- **Your objective**: Report all lines holding "Score".
______
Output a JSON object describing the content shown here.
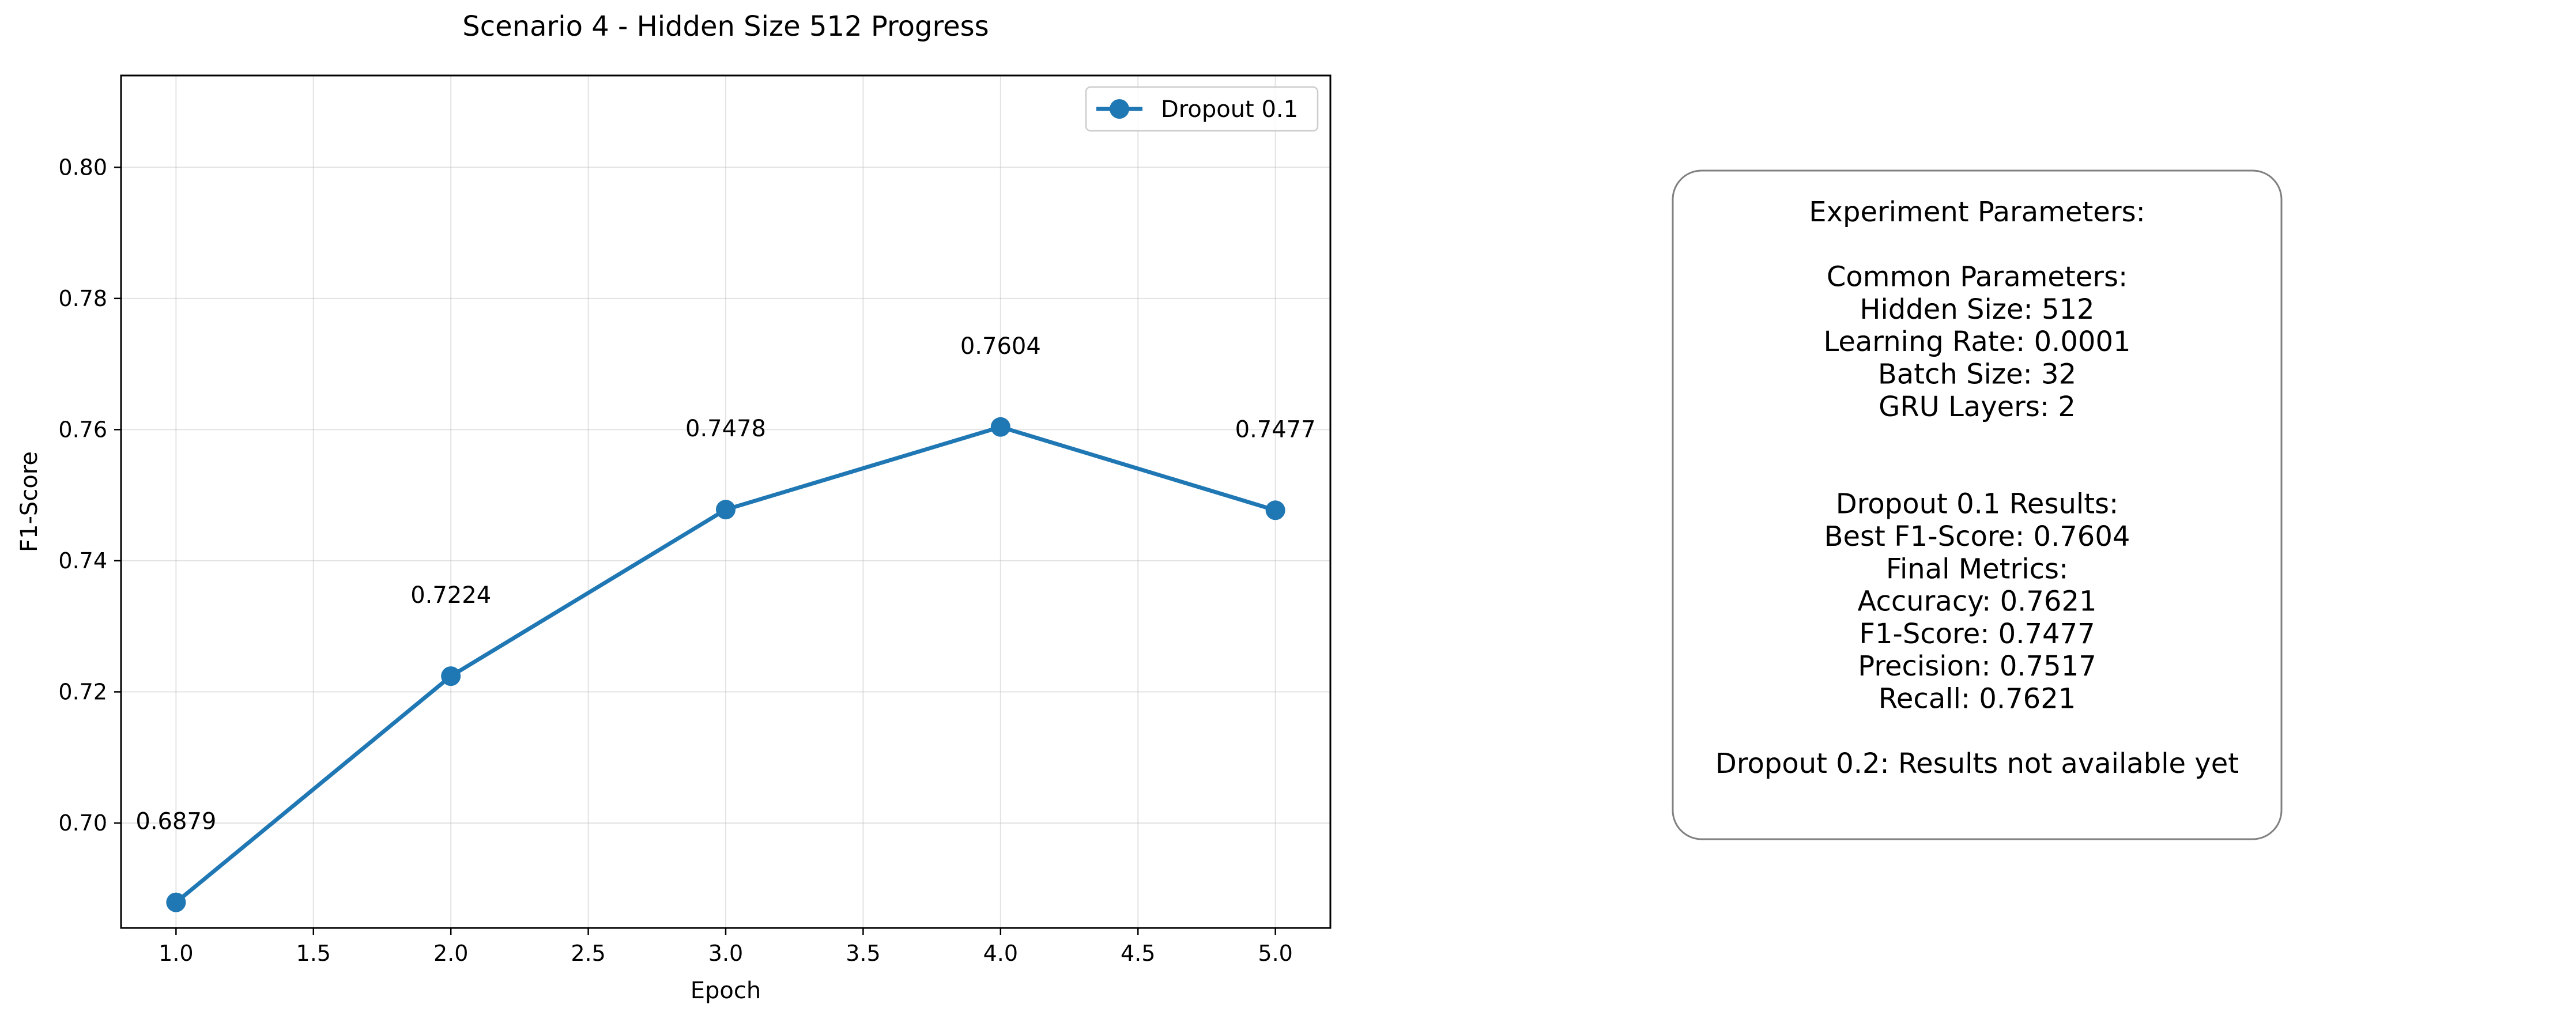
{
  "chart_data": {
    "type": "line",
    "title": "Scenario 4 - Hidden Size 512 Progress",
    "xlabel": "Epoch",
    "ylabel": "F1-Score",
    "xlim": [
      0.8,
      5.2
    ],
    "ylim": [
      0.684,
      0.814
    ],
    "xticks": [
      "1.0",
      "1.5",
      "2.0",
      "2.5",
      "3.0",
      "3.5",
      "4.0",
      "4.5",
      "5.0"
    ],
    "yticks": [
      "0.70",
      "0.72",
      "0.74",
      "0.76",
      "0.78",
      "0.80"
    ],
    "grid": true,
    "legend_position": "top-right",
    "series": [
      {
        "name": "Dropout 0.1",
        "color": "#1f77b4",
        "x": [
          1,
          2,
          3,
          4,
          5
        ],
        "y": [
          0.6879,
          0.7224,
          0.7478,
          0.7604,
          0.7477
        ],
        "labels": [
          "0.6879",
          "0.7224",
          "0.7478",
          "0.7604",
          "0.7477"
        ]
      }
    ]
  },
  "info_box": {
    "lines": [
      "Experiment Parameters:",
      "",
      "Common Parameters:",
      "Hidden Size: 512",
      "Learning Rate: 0.0001",
      "Batch Size: 32",
      "GRU Layers: 2",
      "",
      "",
      "Dropout 0.1 Results:",
      "Best F1-Score: 0.7604",
      "Final Metrics:",
      "Accuracy: 0.7621",
      "F1-Score: 0.7477",
      "Precision: 0.7517",
      "Recall: 0.7621",
      "",
      "Dropout 0.2: Results not available yet"
    ]
  }
}
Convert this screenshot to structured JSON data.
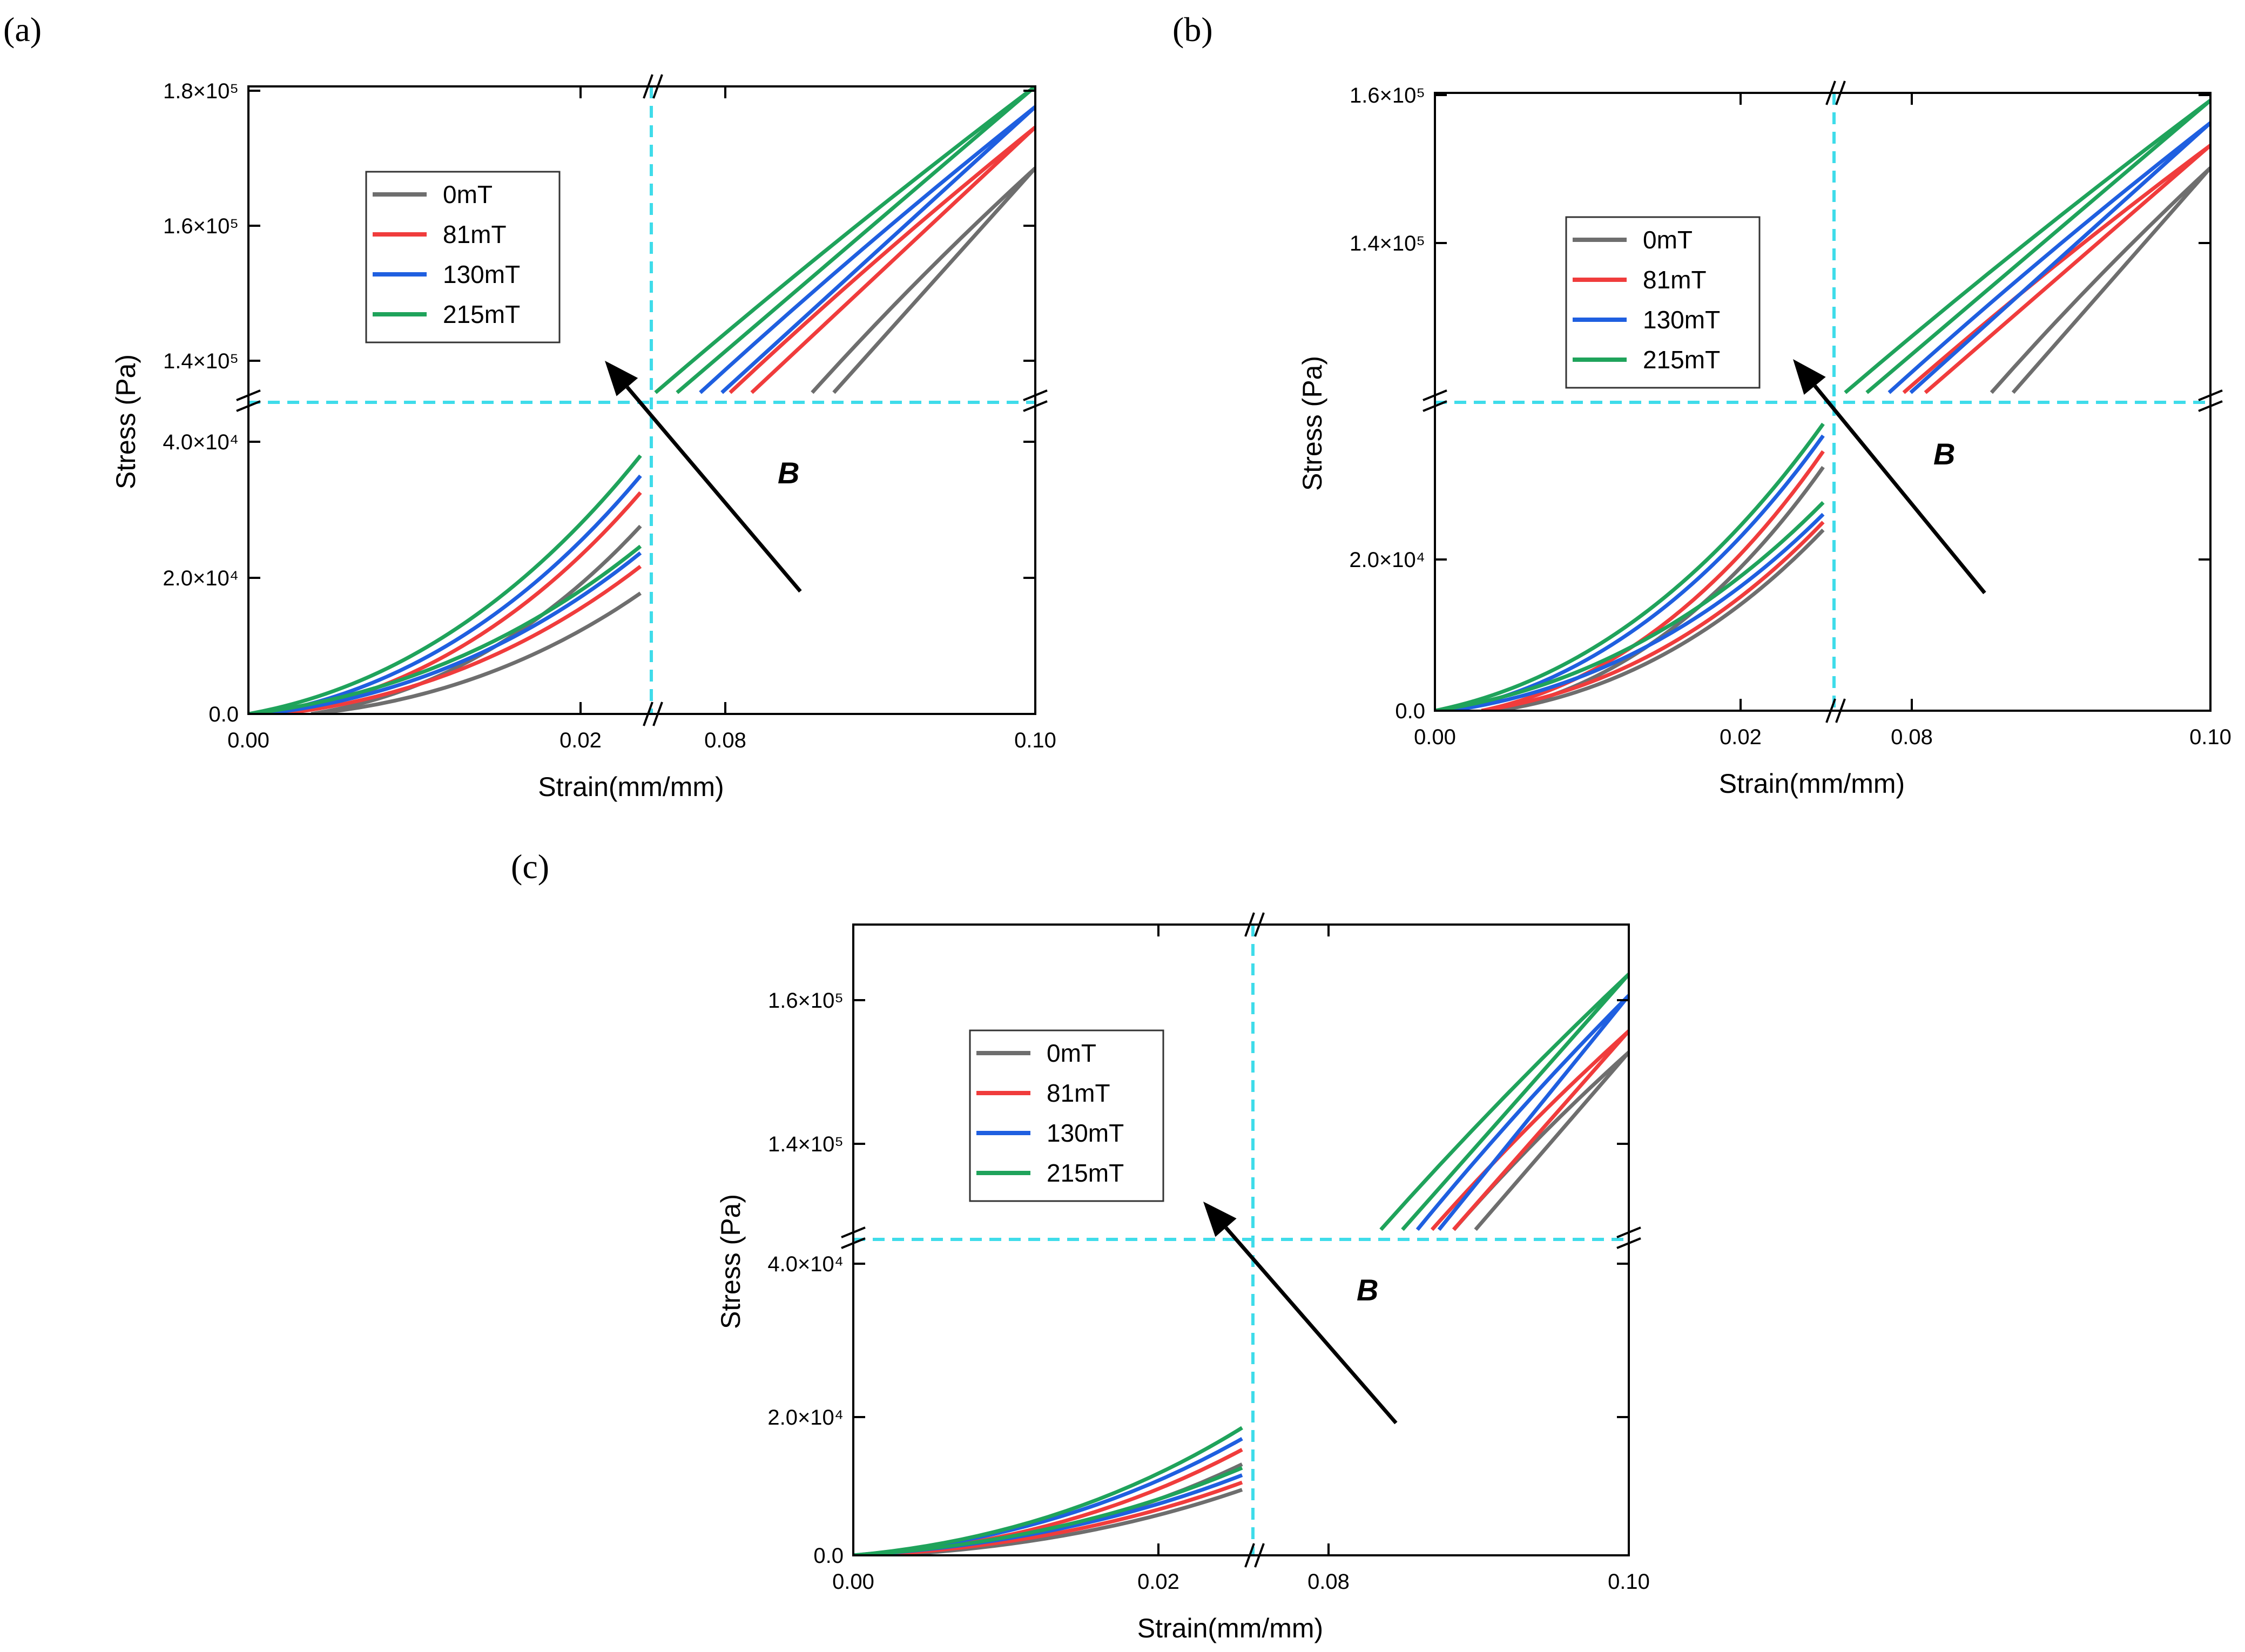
{
  "figure": {
    "field_symbol": "B",
    "legend": [
      "0mT",
      "81mT",
      "130mT",
      "215mT"
    ],
    "colors": {
      "0mT": "#6e6e6e",
      "81mT": "#f03c3c",
      "130mT": "#1f5fe0",
      "215mT": "#1fa35b",
      "break_line": "#3fdcea"
    }
  },
  "chart_data": [
    {
      "panel": "(a)",
      "type": "line",
      "title": "",
      "xlabel": "Strain(mm/mm)",
      "ylabel": "Stress (Pa)",
      "x_ticks": [
        "0.00",
        "0.02",
        "0.08",
        "0.10"
      ],
      "y_ticks": [
        "0.0",
        "2.0×10⁴",
        "4.0×10⁴",
        "1.4×10⁵",
        "1.6×10⁵",
        "1.8×10⁵"
      ],
      "x_segments": [
        [
          0,
          0.025
        ],
        [
          0.075,
          0.1
        ]
      ],
      "y_segments": [
        [
          0,
          45000
        ],
        [
          135000,
          180000
        ]
      ],
      "series": [
        {
          "name": "0mT",
          "low_start": [
            0.004,
            0
          ],
          "low_end": [
            [
              0.025,
              18000
            ],
            [
              0.025,
              28000
            ]
          ],
          "high_start": [
            0.0865,
            135000
          ],
          "high_end": [
            0.1,
            168000
          ]
        },
        {
          "name": "81mT",
          "low_start": [
            0.002,
            0
          ],
          "low_end": [
            [
              0.025,
              22000
            ],
            [
              0.025,
              33000
            ]
          ],
          "high_start": [
            0.081,
            135000
          ],
          "high_end": [
            0.1,
            174000
          ]
        },
        {
          "name": "130mT",
          "low_start": [
            0.001,
            0
          ],
          "low_end": [
            [
              0.025,
              24000
            ],
            [
              0.025,
              35500
            ]
          ],
          "high_start": [
            0.079,
            135000
          ],
          "high_end": [
            0.1,
            177000
          ]
        },
        {
          "name": "215mT",
          "low_start": [
            0.0,
            0
          ],
          "low_end": [
            [
              0.025,
              25000
            ],
            [
              0.025,
              38500
            ]
          ],
          "high_start": [
            0.076,
            135000
          ],
          "high_end": [
            0.1,
            180000
          ]
        }
      ]
    },
    {
      "panel": "(b)",
      "type": "line",
      "title": "",
      "xlabel": "Strain(mm/mm)",
      "ylabel": "Stress (Pa)",
      "x_ticks": [
        "0.00",
        "0.02",
        "0.08",
        "0.10"
      ],
      "y_ticks": [
        "0.0",
        "2.0×10⁴",
        "1.4×10⁵",
        "1.6×10⁵"
      ],
      "x_segments": [
        [
          0,
          0.025
        ],
        [
          0.075,
          0.1
        ]
      ],
      "y_segments": [
        [
          0,
          38000
        ],
        [
          120000,
          160000
        ]
      ],
      "series": [
        {
          "name": "0mT",
          "low_start": [
            0.004,
            0
          ],
          "low_end": [
            [
              0.025,
              23000
            ],
            [
              0.025,
              31000
            ]
          ],
          "high_start": [
            0.0865,
            120000
          ],
          "high_end": [
            0.1,
            150000
          ]
        },
        {
          "name": "81mT",
          "low_start": [
            0.003,
            0
          ],
          "low_end": [
            [
              0.025,
              24000
            ],
            [
              0.025,
              33000
            ]
          ],
          "high_start": [
            0.0805,
            120000
          ],
          "high_end": [
            0.1,
            153000
          ]
        },
        {
          "name": "130mT",
          "low_start": [
            0.001,
            0
          ],
          "low_end": [
            [
              0.025,
              25000
            ],
            [
              0.025,
              35000
            ]
          ],
          "high_start": [
            0.0795,
            120000
          ],
          "high_end": [
            0.1,
            156000
          ]
        },
        {
          "name": "215mT",
          "low_start": [
            0.0,
            0
          ],
          "low_end": [
            [
              0.025,
              26500
            ],
            [
              0.025,
              36500
            ]
          ],
          "high_start": [
            0.0765,
            120000
          ],
          "high_end": [
            0.1,
            159000
          ]
        }
      ]
    },
    {
      "panel": "(c)",
      "type": "line",
      "title": "",
      "xlabel": "Strain(mm/mm)",
      "ylabel": "Stress (Pa)",
      "x_ticks": [
        "0.00",
        "0.02",
        "0.08",
        "0.10"
      ],
      "y_ticks": [
        "0.0",
        "2.0×10⁴",
        "4.0×10⁴",
        "1.4×10⁵",
        "1.6×10⁵"
      ],
      "x_segments": [
        [
          0,
          0.025
        ],
        [
          0.075,
          0.1
        ]
      ],
      "y_segments": [
        [
          0,
          42000
        ],
        [
          127000,
          170000
        ]
      ],
      "series": [
        {
          "name": "0mT",
          "low_start": [
            0.002,
            0
          ],
          "low_end": [
            [
              0.025,
              9000
            ],
            [
              0.025,
              12500
            ]
          ],
          "high_start": [
            0.0895,
            127000
          ],
          "high_end": [
            0.1,
            152000
          ]
        },
        {
          "name": "81mT",
          "low_start": [
            0.001,
            0
          ],
          "low_end": [
            [
              0.025,
              10000
            ],
            [
              0.025,
              14500
            ]
          ],
          "high_start": [
            0.088,
            127000
          ],
          "high_end": [
            0.1,
            155000
          ]
        },
        {
          "name": "130mT",
          "low_start": [
            0.0,
            0
          ],
          "low_end": [
            [
              0.025,
              11000
            ],
            [
              0.025,
              16000
            ]
          ],
          "high_start": [
            0.087,
            127000
          ],
          "high_end": [
            0.1,
            160000
          ]
        },
        {
          "name": "215mT",
          "low_start": [
            0.0,
            0
          ],
          "low_end": [
            [
              0.025,
              12000
            ],
            [
              0.025,
              17500
            ]
          ],
          "high_start": [
            0.0845,
            127000
          ],
          "high_end": [
            0.1,
            163000
          ]
        }
      ]
    }
  ]
}
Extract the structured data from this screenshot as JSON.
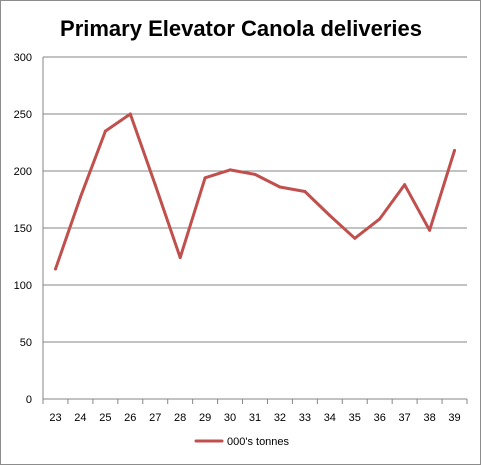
{
  "chart_data": {
    "type": "line",
    "title": "Primary Elevator Canola deliveries",
    "xlabel": "",
    "ylabel": "",
    "categories": [
      "23",
      "24",
      "25",
      "26",
      "27",
      "28",
      "29",
      "30",
      "31",
      "32",
      "33",
      "34",
      "35",
      "36",
      "37",
      "38",
      "39"
    ],
    "series": [
      {
        "name": "000's tonnes",
        "color": "#c0504d",
        "values": [
          114,
          177,
          235,
          250,
          188,
          124,
          194,
          201,
          197,
          186,
          182,
          161,
          141,
          158,
          188,
          148,
          218
        ]
      }
    ],
    "ylim": [
      0,
      300
    ],
    "yticks": [
      "0",
      "50",
      "100",
      "150",
      "200",
      "250",
      "300"
    ],
    "grid": true,
    "legend": "bottom"
  }
}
______
- **The output**:
    "ylabel": "F1-Score",
      "Best F1-Score: 0.7604",
      "F1-Score: 0.7477",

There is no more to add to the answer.